* [Aim of the task] Select every line containing the word "chevron" from the material, and copy those lines.

* [Supplied records]
= = = = = = =

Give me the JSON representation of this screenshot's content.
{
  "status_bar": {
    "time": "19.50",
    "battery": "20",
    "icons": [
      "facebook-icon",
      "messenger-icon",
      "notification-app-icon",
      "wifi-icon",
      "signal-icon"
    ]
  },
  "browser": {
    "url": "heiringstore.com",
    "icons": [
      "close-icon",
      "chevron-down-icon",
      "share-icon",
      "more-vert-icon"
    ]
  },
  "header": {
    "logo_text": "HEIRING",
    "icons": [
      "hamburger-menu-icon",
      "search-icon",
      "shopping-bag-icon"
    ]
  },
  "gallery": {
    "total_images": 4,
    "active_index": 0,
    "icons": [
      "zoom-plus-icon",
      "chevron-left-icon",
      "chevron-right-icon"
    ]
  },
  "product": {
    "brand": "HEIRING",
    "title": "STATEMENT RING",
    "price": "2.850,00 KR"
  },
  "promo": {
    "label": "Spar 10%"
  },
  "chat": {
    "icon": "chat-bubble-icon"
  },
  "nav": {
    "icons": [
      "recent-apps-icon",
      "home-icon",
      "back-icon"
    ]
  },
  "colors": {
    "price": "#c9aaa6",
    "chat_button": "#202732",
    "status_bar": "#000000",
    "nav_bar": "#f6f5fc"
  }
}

= = = = = = =

* [Problem solution]
      "chevron-down-icon",
      "chevron-left-icon",
      "chevron-right-icon"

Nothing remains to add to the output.